▶ [EXERCISE INSTRUCTIONS]:
Take the entries below and print all of them exactly, please.

▶ [INPUT RECORDS]:
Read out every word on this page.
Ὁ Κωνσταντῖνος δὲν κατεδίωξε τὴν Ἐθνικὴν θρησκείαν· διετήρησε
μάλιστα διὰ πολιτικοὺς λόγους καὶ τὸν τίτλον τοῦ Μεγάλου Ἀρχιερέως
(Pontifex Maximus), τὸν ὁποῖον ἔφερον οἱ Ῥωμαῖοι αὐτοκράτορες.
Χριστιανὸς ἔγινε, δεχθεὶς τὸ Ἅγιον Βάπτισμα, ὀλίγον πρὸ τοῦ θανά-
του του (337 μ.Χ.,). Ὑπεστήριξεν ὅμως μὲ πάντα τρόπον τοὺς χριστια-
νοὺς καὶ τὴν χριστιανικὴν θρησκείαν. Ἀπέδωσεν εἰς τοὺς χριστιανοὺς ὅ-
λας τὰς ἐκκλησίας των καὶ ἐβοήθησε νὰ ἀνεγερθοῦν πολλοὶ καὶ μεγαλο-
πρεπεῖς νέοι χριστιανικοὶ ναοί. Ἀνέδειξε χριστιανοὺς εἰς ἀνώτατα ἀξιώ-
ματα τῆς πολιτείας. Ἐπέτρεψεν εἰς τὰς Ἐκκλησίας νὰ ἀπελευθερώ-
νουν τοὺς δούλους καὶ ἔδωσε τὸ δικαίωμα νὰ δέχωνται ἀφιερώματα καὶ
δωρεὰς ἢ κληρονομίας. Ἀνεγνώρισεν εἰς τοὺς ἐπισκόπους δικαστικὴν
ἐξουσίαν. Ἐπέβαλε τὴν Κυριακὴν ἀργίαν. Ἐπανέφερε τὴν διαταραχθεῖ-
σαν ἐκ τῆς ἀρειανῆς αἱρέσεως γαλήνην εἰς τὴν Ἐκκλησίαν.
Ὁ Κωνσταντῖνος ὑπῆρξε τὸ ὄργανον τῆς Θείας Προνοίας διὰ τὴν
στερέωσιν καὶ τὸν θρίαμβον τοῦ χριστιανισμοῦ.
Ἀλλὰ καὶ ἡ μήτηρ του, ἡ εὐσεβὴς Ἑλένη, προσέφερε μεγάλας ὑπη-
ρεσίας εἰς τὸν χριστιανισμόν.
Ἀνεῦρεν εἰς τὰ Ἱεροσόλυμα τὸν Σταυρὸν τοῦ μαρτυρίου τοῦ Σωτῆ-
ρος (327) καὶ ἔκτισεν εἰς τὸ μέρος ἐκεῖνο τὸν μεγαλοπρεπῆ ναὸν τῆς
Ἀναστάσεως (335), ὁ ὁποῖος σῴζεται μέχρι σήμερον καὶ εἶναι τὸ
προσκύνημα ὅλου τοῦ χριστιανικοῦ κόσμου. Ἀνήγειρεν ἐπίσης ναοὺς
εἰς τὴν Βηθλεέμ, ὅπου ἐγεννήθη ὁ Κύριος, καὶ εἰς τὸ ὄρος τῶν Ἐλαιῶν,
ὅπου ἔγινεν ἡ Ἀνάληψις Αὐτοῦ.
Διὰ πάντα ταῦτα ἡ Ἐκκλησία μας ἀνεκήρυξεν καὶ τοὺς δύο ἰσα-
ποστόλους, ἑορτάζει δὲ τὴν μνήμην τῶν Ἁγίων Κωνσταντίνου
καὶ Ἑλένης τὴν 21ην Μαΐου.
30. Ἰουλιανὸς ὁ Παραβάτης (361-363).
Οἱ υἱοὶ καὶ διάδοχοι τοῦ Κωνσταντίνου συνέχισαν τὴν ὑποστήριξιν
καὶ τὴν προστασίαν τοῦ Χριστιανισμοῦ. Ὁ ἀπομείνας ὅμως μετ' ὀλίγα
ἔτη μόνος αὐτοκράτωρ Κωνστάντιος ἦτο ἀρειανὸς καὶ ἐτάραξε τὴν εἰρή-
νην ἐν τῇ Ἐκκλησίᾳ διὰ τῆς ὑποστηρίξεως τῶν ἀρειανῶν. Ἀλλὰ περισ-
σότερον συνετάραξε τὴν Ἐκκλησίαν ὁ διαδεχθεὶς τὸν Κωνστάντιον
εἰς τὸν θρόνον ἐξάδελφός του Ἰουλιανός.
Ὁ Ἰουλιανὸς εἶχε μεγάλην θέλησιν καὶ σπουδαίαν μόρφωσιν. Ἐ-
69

▶ [EXERCISE OUTPUT]:
Read out every word on this page.
Ὁ Κωνσταντῖνος δὲν κατεδίωξε τὴν Ἐθνικὴν θρησκείαν· διετήρησε
μάλιστα διὰ πολιτικοὺς λόγους καὶ τὸν τίτλον τοῦ Μεγάλου Ἀρχιερέως
(Pontifex Maximus), τὸν ὁποῖον ἔφερον οἱ Ῥωμαῖοι αὐτοκράτορες.
Χριστιανὸς ἔγινε, δεχθεὶς τὸ Ἅγιον Βάπτισμα, ὀλίγον πρὸ τοῦ θανά-
του του (337 μ.Χ.,). Ὑπεστήριξεν ὅμως μὲ πάντα τρόπον τοὺς χριστια-
νοὺς καὶ τὴν χριστιανικὴν θρησκείαν. Ἀπέδωσεν εἰς τοὺς χριστιανοὺς ὅ-
λας τὰς ἐκκλησίας των καὶ ἐβοήθησε νὰ ἀνεγερθοῦν πολλοὶ καὶ μεγαλο-
πρεπεῖς νέοι χριστιανικοὶ ναοί. Ἀνέδειξε χριστιανοὺς εἰς ἀνώτατα ἀξιώ-
ματα τῆς πολιτείας. Ἐπέτρεψεν εἰς τὰς Ἐκκλησίας νὰ ἀπελευθερώ-
νουν τοὺς δούλους καὶ ἔδωσε τὸ δικαίωμα νὰ δέχωνται ἀφιερώματα καὶ
δωρεὰς ἢ κληρονομίας. Ἀνεγνώρισεν εἰς τοὺς ἐπισκόπους δικαστικὴν
ἐξουσίαν. Ἐπέβαλε τὴν Κυριακὴν ἀργίαν. Ἐπανέφερε τὴν διαταραχθεῖ-
σαν ἐκ τῆς ἀρειανῆς αἱρέσεως γαλήνην εἰς τὴν Ἐκκλησίαν.
Ὁ Κωνσταντῖνος ὑπῆρξε τὸ ὄργανον τῆς Θείας Προνοίας διὰ τὴν
στερέωσιν καὶ τὸν θρίαμβον τοῦ χριστιανισμοῦ.
Ἀλλὰ καὶ ἡ μήτηρ του, ἡ εὐσεβὴς Ἑλένη, προσέφερε μεγάλας ὑπη-
ρεσίας εἰς τὸν χριστιανισμόν.
Ἀνεῦρεν εἰς τὰ Ἱεροσόλυμα τὸν Σταυρὸν τοῦ μαρτυρίου τοῦ Σωτῆ-
ρος (327) καὶ ἔκτισεν εἰς τὸ μέρος ἐκεῖνο τὸν μεγαλοπρεπῆ ναὸν τῆς
Ἀναστάσεως (335), ὁ ὁποῖος σῴζεται μέχρι σήμερον καὶ εἶναι τὸ
προσκύνημα ὅλου τοῦ χριστιανικοῦ κόσμου. Ἀνήγειρεν ἐπίσης ναοὺς
εἰς τὴν Βηθλεέμ, ὅπου ἐγεννήθη ὁ Κύριος, καὶ εἰς τὸ ὄρος τῶν Ἐλαιῶν,
ὅπου ἔγινεν ἡ Ἀνάληψις Αὐτοῦ.
Διὰ πάντα ταῦτα ἡ Ἐκκλησία μας ἀνεκήρυξεν καὶ τοὺς δύο ἰσα-
ποστόλους, ἑορτάζει δὲ τὴν μνήμην τῶν Ἁγίων Κωνσταντίνου
καὶ Ἑλένης τὴν 21ην Μαΐου.
30. Ἰουλιανὸς ὁ Παραβάτης (361-363).
Οἱ υἱοὶ καὶ διάδοχοι τοῦ Κωνσταντίνου συνέχισαν τὴν ὑποστήριξιν
καὶ τὴν προστασίαν τοῦ Χριστιανισμοῦ. Ὁ ἀπομείνας ὅμως μετ' ὀλίγα
ἔτη μόνος αὐτοκράτωρ Κωνστάντιος ἦτο ἀρειανὸς καὶ ἐτάραξε τὴν εἰρή-
νην ἐν τῇ Ἐκκλησίᾳ διὰ τῆς ὑποστηρίξεως τῶν ἀρειανῶν. Ἀλλὰ περισ-
σότερον συνετάραξε τὴν Ἐκκλησίαν ὁ διαδεχθεὶς τὸν Κωνστάντιον
εἰς τὸν θρόνον ἐξάδελφός του Ἰουλιανός.
Ὁ Ἰουλιανὸς εἶχε μεγάλην θέλησιν καὶ σπουδαίαν μόρφωσιν. Ἐ-
69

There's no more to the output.